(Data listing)
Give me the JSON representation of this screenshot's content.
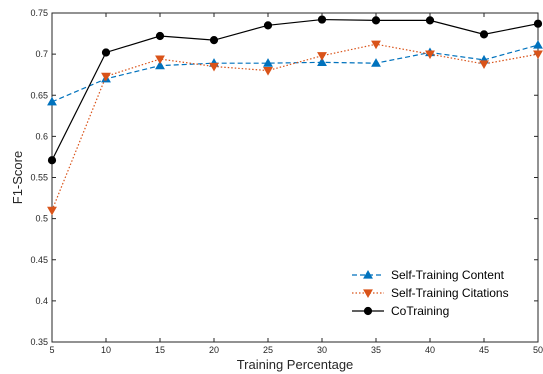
{
  "chart_data": {
    "type": "line",
    "title": "",
    "xlabel": "Training Percentage",
    "ylabel": "F1-Score",
    "x": [
      5,
      10,
      15,
      20,
      25,
      30,
      35,
      40,
      45,
      50
    ],
    "xlim": [
      5,
      50
    ],
    "ylim": [
      0.35,
      0.75
    ],
    "xticks": [
      5,
      10,
      15,
      20,
      25,
      30,
      35,
      40,
      45,
      50
    ],
    "yticks": [
      0.35,
      0.4,
      0.45,
      0.5,
      0.55,
      0.6,
      0.65,
      0.7,
      0.75
    ],
    "grid": false,
    "legend_position": "bottom-right",
    "series": [
      {
        "name": "Self-Training Content",
        "color": "#0072BD",
        "line_style": "dashed",
        "marker": "triangle-up",
        "values": [
          0.642,
          0.67,
          0.686,
          0.689,
          0.689,
          0.69,
          0.689,
          0.702,
          0.693,
          0.711
        ]
      },
      {
        "name": "Self-Training Citations",
        "color": "#D95319",
        "line_style": "dotted",
        "marker": "triangle-down",
        "values": [
          0.51,
          0.673,
          0.694,
          0.685,
          0.68,
          0.698,
          0.712,
          0.7,
          0.688,
          0.7
        ]
      },
      {
        "name": "CoTraining",
        "color": "#000000",
        "line_style": "solid",
        "marker": "circle",
        "values": [
          0.571,
          0.702,
          0.722,
          0.717,
          0.735,
          0.742,
          0.741,
          0.741,
          0.724,
          0.737
        ]
      }
    ]
  }
}
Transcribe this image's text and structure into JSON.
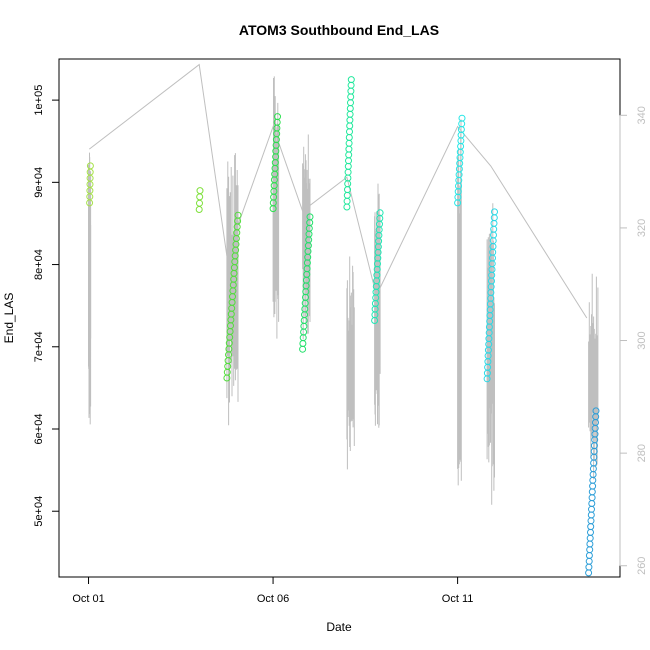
{
  "chart_data": {
    "type": "scatter",
    "title": "ATOM3 Southbound End_LAS",
    "xlabel": "Date",
    "ylabel": "End_LAS",
    "x_unit": "days since Oct 01",
    "xlim": [
      -0.8,
      14.4
    ],
    "ylim": [
      42000,
      105000
    ],
    "y2lim": [
      258,
      350
    ],
    "x_ticks": [
      {
        "value": 0,
        "label": "Oct 01"
      },
      {
        "value": 5,
        "label": "Oct 06"
      },
      {
        "value": 10,
        "label": "Oct 11"
      }
    ],
    "y_ticks": [
      {
        "value": 50000,
        "label": "5e+04"
      },
      {
        "value": 60000,
        "label": "6e+04"
      },
      {
        "value": 70000,
        "label": "7e+04"
      },
      {
        "value": 80000,
        "label": "8e+04"
      },
      {
        "value": 90000,
        "label": "9e+04"
      },
      {
        "value": 100000,
        "label": "1e+05"
      }
    ],
    "y2_ticks": [
      {
        "value": 260,
        "label": "260"
      },
      {
        "value": 280,
        "label": "280"
      },
      {
        "value": 300,
        "label": "300"
      },
      {
        "value": 320,
        "label": "320"
      },
      {
        "value": 340,
        "label": "340"
      }
    ],
    "grid": false,
    "scatter_series": [
      {
        "color": "#a6e24a",
        "x_start": 0.03,
        "x_end": 0.05,
        "y_start": 87500,
        "y_end": 92000
      },
      {
        "color": "#7ee03a",
        "x_start": 3.0,
        "x_end": 3.02,
        "y_start": 86700,
        "y_end": 89000
      },
      {
        "color": "#52dd3c",
        "x_start": 3.75,
        "x_end": 4.05,
        "y_start": 66200,
        "y_end": 86000
      },
      {
        "color": "#2ee050",
        "x_start": 5.0,
        "x_end": 5.12,
        "y_start": 86800,
        "y_end": 98000
      },
      {
        "color": "#22e06a",
        "x_start": 5.8,
        "x_end": 6.0,
        "y_start": 69700,
        "y_end": 85800
      },
      {
        "color": "#20e89c",
        "x_start": 7.0,
        "x_end": 7.12,
        "y_start": 87000,
        "y_end": 102500
      },
      {
        "color": "#20e6b4",
        "x_start": 7.75,
        "x_end": 7.9,
        "y_start": 73200,
        "y_end": 86300
      },
      {
        "color": "#26e6e6",
        "x_start": 10.0,
        "x_end": 10.12,
        "y_start": 87500,
        "y_end": 97800
      },
      {
        "color": "#2ad9e6",
        "x_start": 10.8,
        "x_end": 11.0,
        "y_start": 66100,
        "y_end": 86400
      },
      {
        "color": "#2c9ed8",
        "x_start": 13.55,
        "x_end": 13.75,
        "y_start": 42500,
        "y_end": 62200
      }
    ],
    "secondary_line": {
      "color": "#bfbfbf",
      "x": [
        0.02,
        3.0,
        3.75,
        5.0,
        5.8,
        7.0,
        7.8,
        10.0,
        10.9,
        13.5
      ],
      "y": [
        334,
        349,
        315,
        338,
        323,
        329,
        308,
        338,
        331,
        304
      ],
      "spike_ranges": [
        {
          "x_start": 0.0,
          "x_end": 0.06,
          "y_min": 283,
          "y_max": 337
        },
        {
          "x_start": 3.75,
          "x_end": 4.05,
          "y_min": 282,
          "y_max": 335
        },
        {
          "x_start": 5.0,
          "x_end": 5.15,
          "y_min": 300,
          "y_max": 347
        },
        {
          "x_start": 5.8,
          "x_end": 6.0,
          "y_min": 300,
          "y_max": 340
        },
        {
          "x_start": 7.0,
          "x_end": 7.2,
          "y_min": 277,
          "y_max": 315
        },
        {
          "x_start": 7.75,
          "x_end": 7.9,
          "y_min": 283,
          "y_max": 328
        },
        {
          "x_start": 10.0,
          "x_end": 10.1,
          "y_min": 272,
          "y_max": 340
        },
        {
          "x_start": 10.8,
          "x_end": 11.0,
          "y_min": 270,
          "y_max": 325
        },
        {
          "x_start": 13.55,
          "x_end": 13.8,
          "y_min": 275,
          "y_max": 313
        }
      ]
    }
  }
}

## WORK REQUIRED
Copy the listing over exactly, skipping the pictures it holds.

## WRITTEN ANSWER
Give me the JSON representation of this screenshot's content.
{
  "chart_data": {
    "type": "line",
    "title": "",
    "xlabel": "Training Percentage",
    "ylabel": "F1-Score",
    "x": [
      5,
      10,
      15,
      20,
      25,
      30,
      35,
      40,
      45,
      50
    ],
    "xlim": [
      5,
      50
    ],
    "ylim": [
      0.35,
      0.75
    ],
    "xticks": [
      5,
      10,
      15,
      20,
      25,
      30,
      35,
      40,
      45,
      50
    ],
    "yticks": [
      0.35,
      0.4,
      0.45,
      0.5,
      0.55,
      0.6,
      0.65,
      0.7,
      0.75
    ],
    "grid": false,
    "legend_position": "bottom-right",
    "series": [
      {
        "name": "Self-Training Content",
        "color": "#0072BD",
        "line_style": "dashed",
        "marker": "triangle-up",
        "values": [
          0.642,
          0.67,
          0.686,
          0.689,
          0.689,
          0.69,
          0.689,
          0.702,
          0.693,
          0.711
        ]
      },
      {
        "name": "Self-Training Citations",
        "color": "#D95319",
        "line_style": "dotted",
        "marker": "triangle-down",
        "values": [
          0.51,
          0.673,
          0.694,
          0.685,
          0.68,
          0.698,
          0.712,
          0.7,
          0.688,
          0.7
        ]
      },
      {
        "name": "CoTraining",
        "color": "#000000",
        "line_style": "solid",
        "marker": "circle",
        "values": [
          0.571,
          0.702,
          0.722,
          0.717,
          0.735,
          0.742,
          0.741,
          0.741,
          0.724,
          0.737
        ]
      }
    ]
  }
}
Transcribe this image's text and structure into JSON.
{
  "chart_data": {
    "type": "scatter",
    "title": "ATOM3 Southbound End_LAS",
    "xlabel": "Date",
    "ylabel": "End_LAS",
    "x_unit": "days since Oct 01",
    "xlim": [
      -0.8,
      14.4
    ],
    "ylim": [
      42000,
      105000
    ],
    "y2lim": [
      258,
      350
    ],
    "x_ticks": [
      {
        "value": 0,
        "label": "Oct 01"
      },
      {
        "value": 5,
        "label": "Oct 06"
      },
      {
        "value": 10,
        "label": "Oct 11"
      }
    ],
    "y_ticks": [
      {
        "value": 50000,
        "label": "5e+04"
      },
      {
        "value": 60000,
        "label": "6e+04"
      },
      {
        "value": 70000,
        "label": "7e+04"
      },
      {
        "value": 80000,
        "label": "8e+04"
      },
      {
        "value": 90000,
        "label": "9e+04"
      },
      {
        "value": 100000,
        "label": "1e+05"
      }
    ],
    "y2_ticks": [
      {
        "value": 260,
        "label": "260"
      },
      {
        "value": 280,
        "label": "280"
      },
      {
        "value": 300,
        "label": "300"
      },
      {
        "value": 320,
        "label": "320"
      },
      {
        "value": 340,
        "label": "340"
      }
    ],
    "grid": false,
    "scatter_series": [
      {
        "color": "#a6e24a",
        "x_start": 0.03,
        "x_end": 0.05,
        "y_start": 87500,
        "y_end": 92000
      },
      {
        "color": "#7ee03a",
        "x_start": 3.0,
        "x_end": 3.02,
        "y_start": 86700,
        "y_end": 89000
      },
      {
        "color": "#52dd3c",
        "x_start": 3.75,
        "x_end": 4.05,
        "y_start": 66200,
        "y_end": 86000
      },
      {
        "color": "#2ee050",
        "x_start": 5.0,
        "x_end": 5.12,
        "y_start": 86800,
        "y_end": 98000
      },
      {
        "color": "#22e06a",
        "x_start": 5.8,
        "x_end": 6.0,
        "y_start": 69700,
        "y_end": 85800
      },
      {
        "color": "#20e89c",
        "x_start": 7.0,
        "x_end": 7.12,
        "y_start": 87000,
        "y_end": 102500
      },
      {
        "color": "#20e6b4",
        "x_start": 7.75,
        "x_end": 7.9,
        "y_start": 73200,
        "y_end": 86300
      },
      {
        "color": "#26e6e6",
        "x_start": 10.0,
        "x_end": 10.12,
        "y_start": 87500,
        "y_end": 97800
      },
      {
        "color": "#2ad9e6",
        "x_start": 10.8,
        "x_end": 11.0,
        "y_start": 66100,
        "y_end": 86400
      },
      {
        "color": "#2c9ed8",
        "x_start": 13.55,
        "x_end": 13.75,
        "y_start": 42500,
        "y_end": 62200
      }
    ],
    "secondary_line": {
      "color": "#bfbfbf",
      "x": [
        0.02,
        3.0,
        3.75,
        5.0,
        5.8,
        7.0,
        7.8,
        10.0,
        10.9,
        13.5
      ],
      "y": [
        334,
        349,
        315,
        338,
        323,
        329,
        308,
        338,
        331,
        304
      ],
      "spike_ranges": [
        {
          "x_start": 0.0,
          "x_end": 0.06,
          "y_min": 283,
          "y_max": 337
        },
        {
          "x_start": 3.75,
          "x_end": 4.05,
          "y_min": 282,
          "y_max": 335
        },
        {
          "x_start": 5.0,
          "x_end": 5.15,
          "y_min": 300,
          "y_max": 347
        },
        {
          "x_start": 5.8,
          "x_end": 6.0,
          "y_min": 300,
          "y_max": 340
        },
        {
          "x_start": 7.0,
          "x_end": 7.2,
          "y_min": 277,
          "y_max": 315
        },
        {
          "x_start": 7.75,
          "x_end": 7.9,
          "y_min": 283,
          "y_max": 328
        },
        {
          "x_start": 10.0,
          "x_end": 10.1,
          "y_min": 272,
          "y_max": 340
        },
        {
          "x_start": 10.8,
          "x_end": 11.0,
          "y_min": 270,
          "y_max": 325
        },
        {
          "x_start": 13.55,
          "x_end": 13.8,
          "y_min": 275,
          "y_max": 313
        }
      ]
    }
  }
}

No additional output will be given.